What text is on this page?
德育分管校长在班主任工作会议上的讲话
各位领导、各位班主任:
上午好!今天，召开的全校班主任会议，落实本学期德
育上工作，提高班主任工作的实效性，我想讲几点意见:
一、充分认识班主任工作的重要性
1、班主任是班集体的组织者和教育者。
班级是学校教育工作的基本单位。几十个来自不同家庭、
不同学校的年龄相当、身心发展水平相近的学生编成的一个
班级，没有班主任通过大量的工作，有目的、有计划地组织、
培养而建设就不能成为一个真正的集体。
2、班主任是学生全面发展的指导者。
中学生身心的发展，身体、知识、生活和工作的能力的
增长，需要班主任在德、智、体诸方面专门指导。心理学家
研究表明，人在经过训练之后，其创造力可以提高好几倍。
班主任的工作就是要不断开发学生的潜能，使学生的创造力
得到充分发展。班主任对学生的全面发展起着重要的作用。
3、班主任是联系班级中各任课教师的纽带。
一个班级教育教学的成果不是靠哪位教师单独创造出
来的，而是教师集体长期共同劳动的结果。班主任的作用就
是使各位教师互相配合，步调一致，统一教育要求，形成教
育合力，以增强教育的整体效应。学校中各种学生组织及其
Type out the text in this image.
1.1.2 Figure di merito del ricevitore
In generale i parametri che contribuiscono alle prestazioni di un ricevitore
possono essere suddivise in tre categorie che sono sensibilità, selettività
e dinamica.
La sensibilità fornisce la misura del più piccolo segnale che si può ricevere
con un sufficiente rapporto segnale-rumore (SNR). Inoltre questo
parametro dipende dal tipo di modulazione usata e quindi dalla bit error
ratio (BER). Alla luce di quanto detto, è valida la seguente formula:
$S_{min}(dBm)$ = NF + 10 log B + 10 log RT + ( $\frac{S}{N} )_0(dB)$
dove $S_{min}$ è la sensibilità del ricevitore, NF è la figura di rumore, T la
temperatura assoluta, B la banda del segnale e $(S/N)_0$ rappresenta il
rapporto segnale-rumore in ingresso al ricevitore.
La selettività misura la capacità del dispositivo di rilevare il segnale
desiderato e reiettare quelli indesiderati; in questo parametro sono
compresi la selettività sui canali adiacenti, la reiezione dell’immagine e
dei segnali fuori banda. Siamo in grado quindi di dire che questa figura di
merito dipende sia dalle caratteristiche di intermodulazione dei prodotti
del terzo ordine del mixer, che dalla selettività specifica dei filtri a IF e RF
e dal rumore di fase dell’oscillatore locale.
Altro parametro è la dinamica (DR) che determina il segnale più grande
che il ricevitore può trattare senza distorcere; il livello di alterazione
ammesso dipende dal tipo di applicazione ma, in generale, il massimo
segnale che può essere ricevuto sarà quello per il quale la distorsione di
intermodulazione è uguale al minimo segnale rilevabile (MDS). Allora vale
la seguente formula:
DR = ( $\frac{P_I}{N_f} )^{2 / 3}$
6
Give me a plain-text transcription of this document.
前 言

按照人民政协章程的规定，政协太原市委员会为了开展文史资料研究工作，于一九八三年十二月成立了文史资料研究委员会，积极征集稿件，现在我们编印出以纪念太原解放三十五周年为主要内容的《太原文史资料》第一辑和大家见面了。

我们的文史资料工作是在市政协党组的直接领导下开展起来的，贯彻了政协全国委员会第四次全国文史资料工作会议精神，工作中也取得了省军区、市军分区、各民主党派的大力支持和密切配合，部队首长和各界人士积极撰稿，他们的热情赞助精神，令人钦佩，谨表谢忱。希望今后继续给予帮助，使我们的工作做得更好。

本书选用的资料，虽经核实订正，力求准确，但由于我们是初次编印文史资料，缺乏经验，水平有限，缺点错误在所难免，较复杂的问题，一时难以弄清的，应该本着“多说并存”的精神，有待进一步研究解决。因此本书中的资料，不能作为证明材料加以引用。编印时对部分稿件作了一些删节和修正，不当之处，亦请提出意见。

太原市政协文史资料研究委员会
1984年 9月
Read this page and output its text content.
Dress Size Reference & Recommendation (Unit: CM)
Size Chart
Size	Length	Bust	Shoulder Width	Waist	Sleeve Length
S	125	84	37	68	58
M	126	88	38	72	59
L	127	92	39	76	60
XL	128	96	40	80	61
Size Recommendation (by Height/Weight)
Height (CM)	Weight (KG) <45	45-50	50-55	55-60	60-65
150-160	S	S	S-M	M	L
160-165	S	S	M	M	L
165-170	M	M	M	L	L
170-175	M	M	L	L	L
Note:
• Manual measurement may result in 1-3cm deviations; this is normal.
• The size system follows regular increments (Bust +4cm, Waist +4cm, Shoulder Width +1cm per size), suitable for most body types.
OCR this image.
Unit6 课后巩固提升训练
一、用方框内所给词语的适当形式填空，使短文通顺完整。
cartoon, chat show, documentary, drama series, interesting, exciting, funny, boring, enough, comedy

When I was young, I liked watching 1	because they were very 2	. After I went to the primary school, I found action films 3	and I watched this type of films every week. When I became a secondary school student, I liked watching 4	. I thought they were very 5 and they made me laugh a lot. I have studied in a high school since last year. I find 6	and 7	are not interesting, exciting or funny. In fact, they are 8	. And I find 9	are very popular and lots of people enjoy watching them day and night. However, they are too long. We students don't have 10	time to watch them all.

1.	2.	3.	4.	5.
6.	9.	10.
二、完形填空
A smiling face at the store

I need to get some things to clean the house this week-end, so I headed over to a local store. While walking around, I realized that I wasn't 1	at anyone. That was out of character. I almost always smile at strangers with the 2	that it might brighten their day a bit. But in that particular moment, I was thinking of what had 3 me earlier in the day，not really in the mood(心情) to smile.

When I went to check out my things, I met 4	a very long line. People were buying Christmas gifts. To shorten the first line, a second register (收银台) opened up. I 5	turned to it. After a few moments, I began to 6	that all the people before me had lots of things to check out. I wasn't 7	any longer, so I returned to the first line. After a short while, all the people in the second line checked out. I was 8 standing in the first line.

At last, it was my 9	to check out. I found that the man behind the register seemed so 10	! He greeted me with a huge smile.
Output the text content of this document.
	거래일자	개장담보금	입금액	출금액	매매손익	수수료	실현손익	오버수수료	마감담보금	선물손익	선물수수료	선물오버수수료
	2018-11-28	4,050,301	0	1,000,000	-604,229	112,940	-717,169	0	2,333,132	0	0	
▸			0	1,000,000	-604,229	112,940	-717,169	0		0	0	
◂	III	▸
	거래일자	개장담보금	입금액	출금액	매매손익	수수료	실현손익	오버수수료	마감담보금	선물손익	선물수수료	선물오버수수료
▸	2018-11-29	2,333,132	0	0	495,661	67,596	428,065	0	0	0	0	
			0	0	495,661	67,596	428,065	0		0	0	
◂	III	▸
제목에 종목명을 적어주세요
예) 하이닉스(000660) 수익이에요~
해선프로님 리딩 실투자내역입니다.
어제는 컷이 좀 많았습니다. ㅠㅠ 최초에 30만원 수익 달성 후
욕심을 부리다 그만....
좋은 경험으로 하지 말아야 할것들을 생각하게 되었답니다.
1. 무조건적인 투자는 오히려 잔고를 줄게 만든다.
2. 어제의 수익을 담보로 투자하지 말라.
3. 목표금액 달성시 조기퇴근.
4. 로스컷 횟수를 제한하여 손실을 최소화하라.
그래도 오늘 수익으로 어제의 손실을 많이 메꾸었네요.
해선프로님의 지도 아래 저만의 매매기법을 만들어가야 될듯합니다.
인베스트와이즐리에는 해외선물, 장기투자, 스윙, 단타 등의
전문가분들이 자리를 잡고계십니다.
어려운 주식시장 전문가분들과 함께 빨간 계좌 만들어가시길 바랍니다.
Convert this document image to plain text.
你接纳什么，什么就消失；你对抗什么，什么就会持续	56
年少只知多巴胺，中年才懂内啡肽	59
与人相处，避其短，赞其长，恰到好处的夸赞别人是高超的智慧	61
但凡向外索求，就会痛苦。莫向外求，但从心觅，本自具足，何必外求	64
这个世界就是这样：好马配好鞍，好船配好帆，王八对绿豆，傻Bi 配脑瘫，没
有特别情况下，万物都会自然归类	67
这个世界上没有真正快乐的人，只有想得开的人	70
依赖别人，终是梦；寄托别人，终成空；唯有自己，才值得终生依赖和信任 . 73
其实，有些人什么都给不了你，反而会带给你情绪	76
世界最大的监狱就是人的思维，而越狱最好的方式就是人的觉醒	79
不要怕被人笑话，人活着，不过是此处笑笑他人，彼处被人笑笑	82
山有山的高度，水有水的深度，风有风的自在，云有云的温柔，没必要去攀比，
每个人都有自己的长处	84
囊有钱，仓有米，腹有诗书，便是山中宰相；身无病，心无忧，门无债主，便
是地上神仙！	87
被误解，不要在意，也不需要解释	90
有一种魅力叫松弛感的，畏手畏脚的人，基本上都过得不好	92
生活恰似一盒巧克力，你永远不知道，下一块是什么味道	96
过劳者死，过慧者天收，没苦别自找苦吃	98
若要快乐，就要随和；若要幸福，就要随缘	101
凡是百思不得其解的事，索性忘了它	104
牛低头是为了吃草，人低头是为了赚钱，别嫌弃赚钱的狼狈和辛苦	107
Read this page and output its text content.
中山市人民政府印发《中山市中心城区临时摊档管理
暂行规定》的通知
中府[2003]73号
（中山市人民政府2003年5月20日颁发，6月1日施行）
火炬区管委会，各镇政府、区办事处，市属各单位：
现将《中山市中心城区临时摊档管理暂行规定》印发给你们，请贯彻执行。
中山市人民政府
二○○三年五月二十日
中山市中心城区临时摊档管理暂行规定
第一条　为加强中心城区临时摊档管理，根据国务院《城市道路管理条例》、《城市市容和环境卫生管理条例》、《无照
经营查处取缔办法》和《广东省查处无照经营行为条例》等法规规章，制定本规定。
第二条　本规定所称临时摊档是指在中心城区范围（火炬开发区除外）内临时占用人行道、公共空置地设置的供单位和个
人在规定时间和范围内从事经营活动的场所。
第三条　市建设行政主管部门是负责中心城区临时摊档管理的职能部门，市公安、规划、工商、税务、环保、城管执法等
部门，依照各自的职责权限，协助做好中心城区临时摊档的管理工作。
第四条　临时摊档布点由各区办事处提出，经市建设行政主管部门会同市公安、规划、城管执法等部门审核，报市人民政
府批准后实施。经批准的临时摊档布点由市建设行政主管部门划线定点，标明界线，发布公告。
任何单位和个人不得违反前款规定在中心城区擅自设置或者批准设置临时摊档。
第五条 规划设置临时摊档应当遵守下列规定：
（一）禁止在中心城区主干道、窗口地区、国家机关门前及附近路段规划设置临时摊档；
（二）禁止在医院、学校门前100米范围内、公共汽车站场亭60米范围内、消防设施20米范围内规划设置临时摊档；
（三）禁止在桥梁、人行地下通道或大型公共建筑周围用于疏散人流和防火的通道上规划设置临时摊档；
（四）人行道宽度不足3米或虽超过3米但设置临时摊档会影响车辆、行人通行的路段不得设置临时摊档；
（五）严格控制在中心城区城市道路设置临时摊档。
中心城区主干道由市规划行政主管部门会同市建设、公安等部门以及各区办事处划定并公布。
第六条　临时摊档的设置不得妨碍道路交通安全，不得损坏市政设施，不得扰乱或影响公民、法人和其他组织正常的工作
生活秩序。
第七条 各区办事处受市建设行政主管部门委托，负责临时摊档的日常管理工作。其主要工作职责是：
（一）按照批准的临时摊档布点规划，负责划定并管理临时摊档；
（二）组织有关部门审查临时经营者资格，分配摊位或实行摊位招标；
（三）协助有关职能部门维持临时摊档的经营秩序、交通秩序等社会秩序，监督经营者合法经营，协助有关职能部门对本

_To do_
Locate each line with the word "funny" and copy it.

_Exercise solution_
cartoon, chat show, documentary, drama series, interesting, exciting, funny, boring, enough, comedy
When I was young, I liked watching 1	because they were very 2	. After I went to the primary school, I found action films 3	and I watched this type of films every week. When I became a secondary school student, I liked watching 4	. I thought they were very 5 and they made me laugh a lot. I have studied in a high school since last year. I find 6	and 7	are not interesting, exciting or funny. In fact, they are 8	. And I find 9	are very popular and lots of people enjoy watching them day and night. However, they are too long. We students don't have 10	time to watch them all.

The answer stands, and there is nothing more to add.